**MATERIALS PROVIDED**.
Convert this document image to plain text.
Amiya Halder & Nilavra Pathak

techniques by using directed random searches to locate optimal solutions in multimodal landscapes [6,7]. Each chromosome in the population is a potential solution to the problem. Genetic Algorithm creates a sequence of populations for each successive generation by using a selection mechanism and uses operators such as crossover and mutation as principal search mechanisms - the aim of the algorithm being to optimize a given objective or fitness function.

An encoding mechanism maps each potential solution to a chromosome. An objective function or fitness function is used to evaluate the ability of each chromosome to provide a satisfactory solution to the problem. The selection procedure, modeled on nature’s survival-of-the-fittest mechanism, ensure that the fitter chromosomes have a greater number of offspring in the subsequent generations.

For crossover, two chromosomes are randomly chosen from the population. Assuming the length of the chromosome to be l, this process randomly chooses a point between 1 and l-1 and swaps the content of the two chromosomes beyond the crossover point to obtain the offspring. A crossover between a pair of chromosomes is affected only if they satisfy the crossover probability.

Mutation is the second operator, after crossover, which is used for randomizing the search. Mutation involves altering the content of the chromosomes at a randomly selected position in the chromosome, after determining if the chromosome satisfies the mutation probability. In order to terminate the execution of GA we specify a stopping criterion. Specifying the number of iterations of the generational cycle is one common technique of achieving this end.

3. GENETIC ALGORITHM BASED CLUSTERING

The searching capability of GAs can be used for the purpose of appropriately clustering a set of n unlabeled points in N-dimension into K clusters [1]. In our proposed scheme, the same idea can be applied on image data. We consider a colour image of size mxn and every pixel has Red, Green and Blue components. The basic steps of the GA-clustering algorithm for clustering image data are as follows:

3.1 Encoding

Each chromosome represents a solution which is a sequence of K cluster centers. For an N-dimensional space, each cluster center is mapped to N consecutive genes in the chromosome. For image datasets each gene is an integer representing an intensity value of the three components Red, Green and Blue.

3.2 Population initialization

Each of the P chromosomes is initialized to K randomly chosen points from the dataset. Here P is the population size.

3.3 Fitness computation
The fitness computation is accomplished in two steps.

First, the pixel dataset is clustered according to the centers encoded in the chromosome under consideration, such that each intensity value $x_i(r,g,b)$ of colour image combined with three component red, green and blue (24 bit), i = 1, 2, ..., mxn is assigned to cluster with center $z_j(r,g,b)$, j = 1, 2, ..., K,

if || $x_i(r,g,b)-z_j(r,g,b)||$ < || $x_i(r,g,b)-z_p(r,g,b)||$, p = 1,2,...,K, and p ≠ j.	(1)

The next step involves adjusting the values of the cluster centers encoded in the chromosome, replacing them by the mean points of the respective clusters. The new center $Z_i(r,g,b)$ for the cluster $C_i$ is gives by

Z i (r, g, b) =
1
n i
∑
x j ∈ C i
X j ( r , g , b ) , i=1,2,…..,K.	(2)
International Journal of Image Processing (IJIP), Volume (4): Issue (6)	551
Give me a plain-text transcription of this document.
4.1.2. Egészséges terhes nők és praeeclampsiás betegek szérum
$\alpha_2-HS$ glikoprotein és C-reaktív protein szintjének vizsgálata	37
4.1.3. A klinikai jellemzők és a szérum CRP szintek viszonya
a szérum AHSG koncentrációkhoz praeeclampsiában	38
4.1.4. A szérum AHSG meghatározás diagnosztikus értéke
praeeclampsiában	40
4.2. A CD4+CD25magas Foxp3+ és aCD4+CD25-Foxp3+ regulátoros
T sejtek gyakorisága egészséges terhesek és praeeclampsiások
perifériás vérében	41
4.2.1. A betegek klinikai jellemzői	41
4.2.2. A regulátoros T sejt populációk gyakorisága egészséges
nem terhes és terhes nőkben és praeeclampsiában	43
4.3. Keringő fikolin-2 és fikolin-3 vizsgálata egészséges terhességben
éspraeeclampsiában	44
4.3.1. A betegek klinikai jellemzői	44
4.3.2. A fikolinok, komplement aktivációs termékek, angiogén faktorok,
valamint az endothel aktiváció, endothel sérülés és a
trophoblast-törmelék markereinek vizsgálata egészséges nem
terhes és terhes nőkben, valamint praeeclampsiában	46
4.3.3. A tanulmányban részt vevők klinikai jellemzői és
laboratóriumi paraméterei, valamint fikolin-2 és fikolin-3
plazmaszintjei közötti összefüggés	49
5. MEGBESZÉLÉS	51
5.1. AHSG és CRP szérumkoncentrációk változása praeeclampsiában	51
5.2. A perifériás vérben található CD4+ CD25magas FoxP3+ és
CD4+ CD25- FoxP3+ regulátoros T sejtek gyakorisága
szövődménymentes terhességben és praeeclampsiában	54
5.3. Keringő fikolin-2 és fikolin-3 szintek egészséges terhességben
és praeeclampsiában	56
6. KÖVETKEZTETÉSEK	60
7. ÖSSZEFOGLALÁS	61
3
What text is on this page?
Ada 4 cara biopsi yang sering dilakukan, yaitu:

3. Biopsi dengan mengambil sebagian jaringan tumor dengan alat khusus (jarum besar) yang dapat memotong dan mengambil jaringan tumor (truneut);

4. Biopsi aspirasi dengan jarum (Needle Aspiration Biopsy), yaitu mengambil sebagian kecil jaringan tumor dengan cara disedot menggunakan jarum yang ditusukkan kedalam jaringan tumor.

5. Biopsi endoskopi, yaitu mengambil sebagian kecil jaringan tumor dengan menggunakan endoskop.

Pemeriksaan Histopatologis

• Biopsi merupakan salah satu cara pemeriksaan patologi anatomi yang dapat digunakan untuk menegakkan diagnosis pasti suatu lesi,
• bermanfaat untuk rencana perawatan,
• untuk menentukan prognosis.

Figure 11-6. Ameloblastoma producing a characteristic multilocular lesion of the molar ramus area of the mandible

**EXERCISE DESCRIPTION**. Print every entry exactly as written.

**SOLUTION TO THIS TASK**.
Convert this document image to plain text.
Amiya Halder & Nilavra Pathak

techniques by using directed random searches to locate optimal solutions in multimodal landscapes [6,7]. Each chromosome in the population is a potential solution to the problem. Genetic Algorithm creates a sequence of populations for each successive generation by using a selection mechanism and uses operators such as crossover and mutation as principal search mechanisms - the aim of the algorithm being to optimize a given objective or fitness function.

An encoding mechanism maps each potential solution to a chromosome. An objective function or fitness function is used to evaluate the ability of each chromosome to provide a satisfactory solution to the problem. The selection procedure, modeled on nature’s survival-of-the-fittest mechanism, ensure that the fitter chromosomes have a greater number of offspring in the subsequent generations.

For crossover, two chromosomes are randomly chosen from the population. Assuming the length of the chromosome to be l, this process randomly chooses a point between 1 and l-1 and swaps the content of the two chromosomes beyond the crossover point to obtain the offspring. A crossover between a pair of chromosomes is affected only if they satisfy the crossover probability.

Mutation is the second operator, after crossover, which is used for randomizing the search. Mutation involves altering the content of the chromosomes at a randomly selected position in the chromosome, after determining if the chromosome satisfies the mutation probability. In order to terminate the execution of GA we specify a stopping criterion. Specifying the number of iterations of the generational cycle is one common technique of achieving this end.

3. GENETIC ALGORITHM BASED CLUSTERING

The searching capability of GAs can be used for the purpose of appropriately clustering a set of n unlabeled points in N-dimension into K clusters [1]. In our proposed scheme, the same idea can be applied on image data. We consider a colour image of size mxn and every pixel has Red, Green and Blue components. The basic steps of the GA-clustering algorithm for clustering image data are as follows:

3.1 Encoding

Each chromosome represents a solution which is a sequence of K cluster centers. For an N-dimensional space, each cluster center is mapped to N consecutive genes in the chromosome. For image datasets each gene is an integer representing an intensity value of the three components Red, Green and Blue.

3.2 Population initialization

Each of the P chromosomes is initialized to K randomly chosen points from the dataset. Here P is the population size.

3.3 Fitness computation
The fitness computation is accomplished in two steps.

First, the pixel dataset is clustered according to the centers encoded in the chromosome under consideration, such that each intensity value $x_i(r,g,b)$ of colour image combined with three component red, green and blue (24 bit), i = 1, 2, ..., mxn is assigned to cluster with center $z_j(r,g,b)$, j = 1, 2, ..., K,

if || $x_i(r,g,b)-z_j(r,g,b)||$ < || $x_i(r,g,b)-z_p(r,g,b)||$, p = 1,2,...,K, and p ≠ j.	(1)

The next step involves adjusting the values of the cluster centers encoded in the chromosome, replacing them by the mean points of the respective clusters. The new center $Z_i(r,g,b)$ for the cluster $C_i$ is gives by

Z i (r, g, b) =
1
n i
∑
x j ∈ C i
X j ( r , g , b ) , i=1,2,…..,K.	(2)
International Journal of Image Processing (IJIP), Volume (4): Issue (6)	551
Give me a plain-text transcription of this document.
4.1.2. Egészséges terhes nők és praeeclampsiás betegek szérum
$\alpha_2-HS$ glikoprotein és C-reaktív protein szintjének vizsgálata	37
4.1.3. A klinikai jellemzők és a szérum CRP szintek viszonya
a szérum AHSG koncentrációkhoz praeeclampsiában	38
4.1.4. A szérum AHSG meghatározás diagnosztikus értéke
praeeclampsiában	40
4.2. A CD4+CD25magas Foxp3+ és aCD4+CD25-Foxp3+ regulátoros
T sejtek gyakorisága egészséges terhesek és praeeclampsiások
perifériás vérében	41
4.2.1. A betegek klinikai jellemzői	41
4.2.2. A regulátoros T sejt populációk gyakorisága egészséges
nem terhes és terhes nőkben és praeeclampsiában	43
4.3. Keringő fikolin-2 és fikolin-3 vizsgálata egészséges terhességben
éspraeeclampsiában	44
4.3.1. A betegek klinikai jellemzői	44
4.3.2. A fikolinok, komplement aktivációs termékek, angiogén faktorok,
valamint az endothel aktiváció, endothel sérülés és a
trophoblast-törmelék markereinek vizsgálata egészséges nem
terhes és terhes nőkben, valamint praeeclampsiában	46
4.3.3. A tanulmányban részt vevők klinikai jellemzői és
laboratóriumi paraméterei, valamint fikolin-2 és fikolin-3
plazmaszintjei közötti összefüggés	49
5. MEGBESZÉLÉS	51
5.1. AHSG és CRP szérumkoncentrációk változása praeeclampsiában	51
5.2. A perifériás vérben található CD4+ CD25magas FoxP3+ és
CD4+ CD25- FoxP3+ regulátoros T sejtek gyakorisága
szövődménymentes terhességben és praeeclampsiában	54
5.3. Keringő fikolin-2 és fikolin-3 szintek egészséges terhességben
és praeeclampsiában	56
6. KÖVETKEZTETÉSEK	60
7. ÖSSZEFOGLALÁS	61
3
What text is on this page?
Ada 4 cara biopsi yang sering dilakukan, yaitu:

3. Biopsi dengan mengambil sebagian jaringan tumor dengan alat khusus (jarum besar) yang dapat memotong dan mengambil jaringan tumor (truneut);

4. Biopsi aspirasi dengan jarum (Needle Aspiration Biopsy), yaitu mengambil sebagian kecil jaringan tumor dengan cara disedot menggunakan jarum yang ditusukkan kedalam jaringan tumor.

5. Biopsi endoskopi, yaitu mengambil sebagian kecil jaringan tumor dengan menggunakan endoskop.

Pemeriksaan Histopatologis

• Biopsi merupakan salah satu cara pemeriksaan patologi anatomi yang dapat digunakan untuk menegakkan diagnosis pasti suatu lesi,
• bermanfaat untuk rencana perawatan,
• untuk menentukan prognosis.

Figure 11-6. Ameloblastoma producing a characteristic multilocular lesion of the molar ramus area of the mandible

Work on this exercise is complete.